EXERCISE BRIEF: Print out the material that follows word for word.

+ + + + + + +

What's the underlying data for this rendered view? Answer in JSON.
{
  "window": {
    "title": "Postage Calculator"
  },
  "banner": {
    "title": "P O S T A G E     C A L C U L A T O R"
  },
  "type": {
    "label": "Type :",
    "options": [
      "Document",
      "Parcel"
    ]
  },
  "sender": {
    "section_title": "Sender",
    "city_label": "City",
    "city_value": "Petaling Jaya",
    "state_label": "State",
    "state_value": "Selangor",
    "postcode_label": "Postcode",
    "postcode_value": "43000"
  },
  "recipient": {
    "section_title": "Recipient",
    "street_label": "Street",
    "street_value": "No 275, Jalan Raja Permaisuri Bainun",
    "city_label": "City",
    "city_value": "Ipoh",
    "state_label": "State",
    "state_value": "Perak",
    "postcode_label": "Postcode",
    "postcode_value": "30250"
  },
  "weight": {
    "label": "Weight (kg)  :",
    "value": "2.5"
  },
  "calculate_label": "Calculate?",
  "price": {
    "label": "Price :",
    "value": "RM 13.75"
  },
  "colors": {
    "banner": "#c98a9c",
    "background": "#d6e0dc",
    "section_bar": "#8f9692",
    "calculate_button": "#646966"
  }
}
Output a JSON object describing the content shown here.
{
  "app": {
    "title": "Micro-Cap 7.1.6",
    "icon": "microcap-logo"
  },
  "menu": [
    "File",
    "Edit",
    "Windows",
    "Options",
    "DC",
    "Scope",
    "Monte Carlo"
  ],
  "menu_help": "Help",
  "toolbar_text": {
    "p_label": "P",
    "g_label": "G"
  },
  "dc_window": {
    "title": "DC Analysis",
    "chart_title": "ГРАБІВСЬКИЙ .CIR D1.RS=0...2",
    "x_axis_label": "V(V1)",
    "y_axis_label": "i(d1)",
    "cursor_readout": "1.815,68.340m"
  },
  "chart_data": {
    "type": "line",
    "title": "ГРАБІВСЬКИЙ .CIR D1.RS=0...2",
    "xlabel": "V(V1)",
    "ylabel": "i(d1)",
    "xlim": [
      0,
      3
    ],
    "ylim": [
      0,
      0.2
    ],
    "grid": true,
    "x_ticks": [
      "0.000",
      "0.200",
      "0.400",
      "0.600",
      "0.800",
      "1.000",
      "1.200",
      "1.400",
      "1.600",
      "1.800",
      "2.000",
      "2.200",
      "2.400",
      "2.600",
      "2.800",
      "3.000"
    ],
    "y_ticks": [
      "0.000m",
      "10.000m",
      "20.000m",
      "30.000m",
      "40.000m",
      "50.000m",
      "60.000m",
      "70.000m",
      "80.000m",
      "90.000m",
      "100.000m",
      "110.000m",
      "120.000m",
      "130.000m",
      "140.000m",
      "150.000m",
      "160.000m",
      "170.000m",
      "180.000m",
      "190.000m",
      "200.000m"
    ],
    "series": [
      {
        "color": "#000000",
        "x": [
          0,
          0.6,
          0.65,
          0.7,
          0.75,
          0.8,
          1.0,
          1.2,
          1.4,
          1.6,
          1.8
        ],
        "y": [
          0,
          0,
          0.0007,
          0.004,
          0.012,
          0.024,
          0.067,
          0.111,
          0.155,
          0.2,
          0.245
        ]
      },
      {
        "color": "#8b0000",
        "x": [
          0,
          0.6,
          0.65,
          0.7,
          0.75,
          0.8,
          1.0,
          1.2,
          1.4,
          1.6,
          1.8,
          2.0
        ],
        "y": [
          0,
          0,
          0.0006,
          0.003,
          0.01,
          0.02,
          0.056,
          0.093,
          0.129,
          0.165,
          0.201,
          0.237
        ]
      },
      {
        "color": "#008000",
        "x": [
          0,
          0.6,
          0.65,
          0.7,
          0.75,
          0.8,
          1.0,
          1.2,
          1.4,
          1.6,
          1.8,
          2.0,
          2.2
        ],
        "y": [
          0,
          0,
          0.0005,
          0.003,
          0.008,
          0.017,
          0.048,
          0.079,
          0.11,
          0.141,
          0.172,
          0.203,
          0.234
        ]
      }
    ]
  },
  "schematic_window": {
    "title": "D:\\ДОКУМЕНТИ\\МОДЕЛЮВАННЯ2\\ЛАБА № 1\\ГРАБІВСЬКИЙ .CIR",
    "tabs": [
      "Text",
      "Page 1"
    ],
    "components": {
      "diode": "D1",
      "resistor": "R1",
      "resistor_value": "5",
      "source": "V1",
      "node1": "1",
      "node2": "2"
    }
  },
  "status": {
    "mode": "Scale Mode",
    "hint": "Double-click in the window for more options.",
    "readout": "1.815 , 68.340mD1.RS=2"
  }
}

+ + + + + + +

RESPONSE TO THE TASK:
What's the underlying data for this rendered view? Answer in JSON.
{
  "window": {
    "title": "Postage Calculator"
  },
  "banner": {
    "title": "P O S T A G E     C A L C U L A T O R"
  },
  "type": {
    "label": "Type :",
    "options": [
      "Document",
      "Parcel"
    ]
  },
  "sender": {
    "section_title": "Sender",
    "city_label": "City",
    "city_value": "Petaling Jaya",
    "state_label": "State",
    "state_value": "Selangor",
    "postcode_label": "Postcode",
    "postcode_value": "43000"
  },
  "recipient": {
    "section_title": "Recipient",
    "street_label": "Street",
    "street_value": "No 275, Jalan Raja Permaisuri Bainun",
    "city_label": "City",
    "city_value": "Ipoh",
    "state_label": "State",
    "state_value": "Perak",
    "postcode_label": "Postcode",
    "postcode_value": "30250"
  },
  "weight": {
    "label": "Weight (kg)  :",
    "value": "2.5"
  },
  "calculate_label": "Calculate?",
  "price": {
    "label": "Price :",
    "value": "RM 13.75"
  },
  "colors": {
    "banner": "#c98a9c",
    "background": "#d6e0dc",
    "section_bar": "#8f9692",
    "calculate_button": "#646966"
  }
}
Output a JSON object describing the content shown here.
{
  "app": {
    "title": "Micro-Cap 7.1.6",
    "icon": "microcap-logo"
  },
  "menu": [
    "File",
    "Edit",
    "Windows",
    "Options",
    "DC",
    "Scope",
    "Monte Carlo"
  ],
  "menu_help": "Help",
  "toolbar_text": {
    "p_label": "P",
    "g_label": "G"
  },
  "dc_window": {
    "title": "DC Analysis",
    "chart_title": "ГРАБІВСЬКИЙ .CIR D1.RS=0...2",
    "x_axis_label": "V(V1)",
    "y_axis_label": "i(d1)",
    "cursor_readout": "1.815,68.340m"
  },
  "chart_data": {
    "type": "line",
    "title": "ГРАБІВСЬКИЙ .CIR D1.RS=0...2",
    "xlabel": "V(V1)",
    "ylabel": "i(d1)",
    "xlim": [
      0,
      3
    ],
    "ylim": [
      0,
      0.2
    ],
    "grid": true,
    "x_ticks": [
      "0.000",
      "0.200",
      "0.400",
      "0.600",
      "0.800",
      "1.000",
      "1.200",
      "1.400",
      "1.600",
      "1.800",
      "2.000",
      "2.200",
      "2.400",
      "2.600",
      "2.800",
      "3.000"
    ],
    "y_ticks": [
      "0.000m",
      "10.000m",
      "20.000m",
      "30.000m",
      "40.000m",
      "50.000m",
      "60.000m",
      "70.000m",
      "80.000m",
      "90.000m",
      "100.000m",
      "110.000m",
      "120.000m",
      "130.000m",
      "140.000m",
      "150.000m",
      "160.000m",
      "170.000m",
      "180.000m",
      "190.000m",
      "200.000m"
    ],
    "series": [
      {
        "color": "#000000",
        "x": [
          0,
          0.6,
          0.65,
          0.7,
          0.75,
          0.8,
          1.0,
          1.2,
          1.4,
          1.6,
          1.8
        ],
        "y": [
          0,
          0,
          0.0007,
          0.004,
          0.012,
          0.024,
          0.067,
          0.111,
          0.155,
          0.2,
          0.245
        ]
      },
      {
        "color": "#8b0000",
        "x": [
          0,
          0.6,
          0.65,
          0.7,
          0.75,
          0.8,
          1.0,
          1.2,
          1.4,
          1.6,
          1.8,
          2.0
        ],
        "y": [
          0,
          0,
          0.0006,
          0.003,
          0.01,
          0.02,
          0.056,
          0.093,
          0.129,
          0.165,
          0.201,
          0.237
        ]
      },
      {
        "color": "#008000",
        "x": [
          0,
          0.6,
          0.65,
          0.7,
          0.75,
          0.8,
          1.0,
          1.2,
          1.4,
          1.6,
          1.8,
          2.0,
          2.2
        ],
        "y": [
          0,
          0,
          0.0005,
          0.003,
          0.008,
          0.017,
          0.048,
          0.079,
          0.11,
          0.141,
          0.172,
          0.203,
          0.234
        ]
      }
    ]
  },
  "schematic_window": {
    "title": "D:\\ДОКУМЕНТИ\\МОДЕЛЮВАННЯ2\\ЛАБА № 1\\ГРАБІВСЬКИЙ .CIR",
    "tabs": [
      "Text",
      "Page 1"
    ],
    "components": {
      "diode": "D1",
      "resistor": "R1",
      "resistor_value": "5",
      "source": "V1",
      "node1": "1",
      "node2": "2"
    }
  },
  "status": {
    "mode": "Scale Mode",
    "hint": "Double-click in the window for more options.",
    "readout": "1.815 , 68.340mD1.RS=2"
  }
}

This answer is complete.